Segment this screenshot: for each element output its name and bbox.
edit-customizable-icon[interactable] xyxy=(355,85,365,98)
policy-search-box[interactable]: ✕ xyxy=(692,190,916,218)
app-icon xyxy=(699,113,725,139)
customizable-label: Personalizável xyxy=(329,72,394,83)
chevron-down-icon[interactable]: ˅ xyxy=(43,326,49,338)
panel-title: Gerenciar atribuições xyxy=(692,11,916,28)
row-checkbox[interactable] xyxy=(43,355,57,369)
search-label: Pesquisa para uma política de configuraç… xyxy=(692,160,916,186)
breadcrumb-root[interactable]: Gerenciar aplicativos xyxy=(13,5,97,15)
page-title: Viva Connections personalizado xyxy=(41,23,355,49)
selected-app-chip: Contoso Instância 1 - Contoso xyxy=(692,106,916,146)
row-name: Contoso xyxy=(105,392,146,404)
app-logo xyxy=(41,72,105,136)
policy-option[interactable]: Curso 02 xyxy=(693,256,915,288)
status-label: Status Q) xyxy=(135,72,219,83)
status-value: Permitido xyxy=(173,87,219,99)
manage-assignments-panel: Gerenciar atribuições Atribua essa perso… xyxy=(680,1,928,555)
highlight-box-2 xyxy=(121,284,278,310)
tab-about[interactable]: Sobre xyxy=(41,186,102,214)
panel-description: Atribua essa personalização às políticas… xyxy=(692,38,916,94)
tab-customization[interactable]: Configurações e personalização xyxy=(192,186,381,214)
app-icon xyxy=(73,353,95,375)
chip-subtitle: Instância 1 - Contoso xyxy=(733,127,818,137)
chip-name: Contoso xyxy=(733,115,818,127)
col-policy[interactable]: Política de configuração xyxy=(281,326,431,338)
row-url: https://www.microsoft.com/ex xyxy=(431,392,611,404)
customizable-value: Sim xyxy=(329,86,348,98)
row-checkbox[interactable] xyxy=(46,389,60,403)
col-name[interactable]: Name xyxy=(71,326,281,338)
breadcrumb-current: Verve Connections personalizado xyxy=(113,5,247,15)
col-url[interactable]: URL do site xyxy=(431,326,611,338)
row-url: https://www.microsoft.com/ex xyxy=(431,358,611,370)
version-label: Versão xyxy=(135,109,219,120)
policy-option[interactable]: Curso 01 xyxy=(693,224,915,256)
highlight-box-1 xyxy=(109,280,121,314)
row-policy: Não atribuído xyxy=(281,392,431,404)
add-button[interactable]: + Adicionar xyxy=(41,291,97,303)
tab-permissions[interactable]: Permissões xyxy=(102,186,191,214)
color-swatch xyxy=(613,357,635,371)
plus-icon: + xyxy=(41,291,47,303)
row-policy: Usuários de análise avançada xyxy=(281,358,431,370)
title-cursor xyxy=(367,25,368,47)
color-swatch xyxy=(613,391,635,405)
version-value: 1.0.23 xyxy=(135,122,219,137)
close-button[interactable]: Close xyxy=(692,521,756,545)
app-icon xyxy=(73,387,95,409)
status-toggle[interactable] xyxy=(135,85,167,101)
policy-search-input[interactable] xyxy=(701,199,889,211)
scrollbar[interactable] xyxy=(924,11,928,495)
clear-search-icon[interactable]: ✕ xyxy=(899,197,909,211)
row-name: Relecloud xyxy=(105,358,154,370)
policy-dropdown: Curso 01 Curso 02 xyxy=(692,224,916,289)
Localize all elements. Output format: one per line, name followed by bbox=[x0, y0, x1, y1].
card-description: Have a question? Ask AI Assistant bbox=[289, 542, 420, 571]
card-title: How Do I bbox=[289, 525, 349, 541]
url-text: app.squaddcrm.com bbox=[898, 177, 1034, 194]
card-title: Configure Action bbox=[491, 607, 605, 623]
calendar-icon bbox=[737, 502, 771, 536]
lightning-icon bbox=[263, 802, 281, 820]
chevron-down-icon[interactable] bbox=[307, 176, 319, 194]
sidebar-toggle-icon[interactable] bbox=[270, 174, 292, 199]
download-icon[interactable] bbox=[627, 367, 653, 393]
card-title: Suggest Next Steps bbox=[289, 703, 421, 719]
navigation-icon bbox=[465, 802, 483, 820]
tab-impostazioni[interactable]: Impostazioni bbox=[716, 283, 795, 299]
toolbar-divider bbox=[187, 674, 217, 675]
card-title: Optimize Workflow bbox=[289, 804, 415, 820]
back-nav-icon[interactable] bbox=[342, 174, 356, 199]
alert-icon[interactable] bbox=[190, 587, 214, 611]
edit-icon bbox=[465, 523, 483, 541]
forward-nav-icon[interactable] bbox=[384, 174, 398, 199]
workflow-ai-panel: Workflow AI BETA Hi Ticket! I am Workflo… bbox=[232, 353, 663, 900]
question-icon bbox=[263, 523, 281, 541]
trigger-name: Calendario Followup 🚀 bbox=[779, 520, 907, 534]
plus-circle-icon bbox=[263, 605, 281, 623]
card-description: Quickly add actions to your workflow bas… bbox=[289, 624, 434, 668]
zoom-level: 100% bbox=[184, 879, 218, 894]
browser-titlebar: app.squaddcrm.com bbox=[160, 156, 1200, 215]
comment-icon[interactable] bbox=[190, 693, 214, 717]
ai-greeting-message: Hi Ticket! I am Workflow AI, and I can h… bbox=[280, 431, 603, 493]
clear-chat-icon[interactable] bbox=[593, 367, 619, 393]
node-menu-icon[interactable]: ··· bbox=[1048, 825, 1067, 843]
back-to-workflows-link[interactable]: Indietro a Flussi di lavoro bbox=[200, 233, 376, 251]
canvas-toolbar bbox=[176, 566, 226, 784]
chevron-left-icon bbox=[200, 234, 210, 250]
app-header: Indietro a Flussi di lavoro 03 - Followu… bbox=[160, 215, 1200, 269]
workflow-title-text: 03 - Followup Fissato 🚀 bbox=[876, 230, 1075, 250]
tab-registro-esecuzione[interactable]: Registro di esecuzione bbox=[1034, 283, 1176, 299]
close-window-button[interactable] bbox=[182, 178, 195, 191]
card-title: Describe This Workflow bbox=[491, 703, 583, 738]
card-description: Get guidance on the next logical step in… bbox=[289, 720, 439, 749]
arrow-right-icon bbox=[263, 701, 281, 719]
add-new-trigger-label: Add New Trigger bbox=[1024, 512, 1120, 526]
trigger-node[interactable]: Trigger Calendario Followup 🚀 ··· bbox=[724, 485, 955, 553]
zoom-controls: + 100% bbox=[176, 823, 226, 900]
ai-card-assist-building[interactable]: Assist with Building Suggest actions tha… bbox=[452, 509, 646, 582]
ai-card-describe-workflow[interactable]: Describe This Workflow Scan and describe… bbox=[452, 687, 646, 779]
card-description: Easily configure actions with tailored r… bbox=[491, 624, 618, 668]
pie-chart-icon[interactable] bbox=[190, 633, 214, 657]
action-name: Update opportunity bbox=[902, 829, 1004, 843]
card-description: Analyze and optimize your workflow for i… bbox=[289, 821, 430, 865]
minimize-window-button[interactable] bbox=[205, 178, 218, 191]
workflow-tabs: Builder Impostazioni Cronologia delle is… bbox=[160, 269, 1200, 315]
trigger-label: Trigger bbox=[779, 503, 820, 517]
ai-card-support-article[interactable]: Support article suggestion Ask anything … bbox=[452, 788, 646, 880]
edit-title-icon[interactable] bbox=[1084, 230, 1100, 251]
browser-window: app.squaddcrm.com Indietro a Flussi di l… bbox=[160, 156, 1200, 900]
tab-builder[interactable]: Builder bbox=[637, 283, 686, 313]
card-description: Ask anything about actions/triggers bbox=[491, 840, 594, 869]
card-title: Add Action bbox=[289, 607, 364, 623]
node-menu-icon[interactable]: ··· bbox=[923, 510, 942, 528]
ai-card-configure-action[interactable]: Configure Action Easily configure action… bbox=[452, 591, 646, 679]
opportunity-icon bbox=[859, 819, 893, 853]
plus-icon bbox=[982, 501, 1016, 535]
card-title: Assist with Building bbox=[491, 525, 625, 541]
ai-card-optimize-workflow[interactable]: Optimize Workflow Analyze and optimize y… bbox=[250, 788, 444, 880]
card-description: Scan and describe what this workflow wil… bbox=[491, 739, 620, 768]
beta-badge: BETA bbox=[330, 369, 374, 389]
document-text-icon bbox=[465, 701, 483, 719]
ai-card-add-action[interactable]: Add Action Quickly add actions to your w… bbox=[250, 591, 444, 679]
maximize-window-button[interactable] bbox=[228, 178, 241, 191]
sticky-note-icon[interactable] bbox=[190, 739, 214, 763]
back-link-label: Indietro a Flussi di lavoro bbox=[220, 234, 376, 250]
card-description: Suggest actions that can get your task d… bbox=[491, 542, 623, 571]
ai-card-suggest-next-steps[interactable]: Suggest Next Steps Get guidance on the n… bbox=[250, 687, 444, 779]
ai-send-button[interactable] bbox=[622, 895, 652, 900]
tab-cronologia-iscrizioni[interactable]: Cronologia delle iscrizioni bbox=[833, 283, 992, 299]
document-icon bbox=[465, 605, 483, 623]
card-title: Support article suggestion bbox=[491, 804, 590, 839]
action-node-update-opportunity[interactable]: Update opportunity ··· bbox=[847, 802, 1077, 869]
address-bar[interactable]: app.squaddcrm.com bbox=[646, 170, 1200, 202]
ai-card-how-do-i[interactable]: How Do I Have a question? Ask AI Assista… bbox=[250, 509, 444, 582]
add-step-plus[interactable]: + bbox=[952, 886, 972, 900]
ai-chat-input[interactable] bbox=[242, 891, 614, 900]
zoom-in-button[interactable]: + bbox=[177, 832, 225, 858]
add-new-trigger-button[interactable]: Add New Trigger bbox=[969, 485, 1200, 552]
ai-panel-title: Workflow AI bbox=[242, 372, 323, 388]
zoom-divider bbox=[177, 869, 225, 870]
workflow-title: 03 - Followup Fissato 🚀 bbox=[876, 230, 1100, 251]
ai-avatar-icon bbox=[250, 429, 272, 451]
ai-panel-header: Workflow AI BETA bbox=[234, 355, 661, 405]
###
(Work to be completed) Reproduce the records starting at the first line and ending at the line containing "page-title: Viva Connections", switching "Personalizável" to "Customizável" and leaving everything else unchanged.

(Exercise answer)
Segment this screenshot: for each element output its name and bbox.
edit-customizable-icon[interactable] xyxy=(355,85,365,98)
policy-search-box[interactable]: ✕ xyxy=(692,190,916,218)
app-icon xyxy=(699,113,725,139)
customizable-label: Customizável xyxy=(329,72,394,83)
chevron-down-icon[interactable]: ˅ xyxy=(43,326,49,338)
panel-title: Gerenciar atribuições xyxy=(692,11,916,28)
row-checkbox[interactable] xyxy=(43,355,57,369)
search-label: Pesquisa para uma política de configuraç… xyxy=(692,160,916,186)
breadcrumb-root[interactable]: Gerenciar aplicativos xyxy=(13,5,97,15)
page-title: Viva Connections personalizado xyxy=(41,23,355,49)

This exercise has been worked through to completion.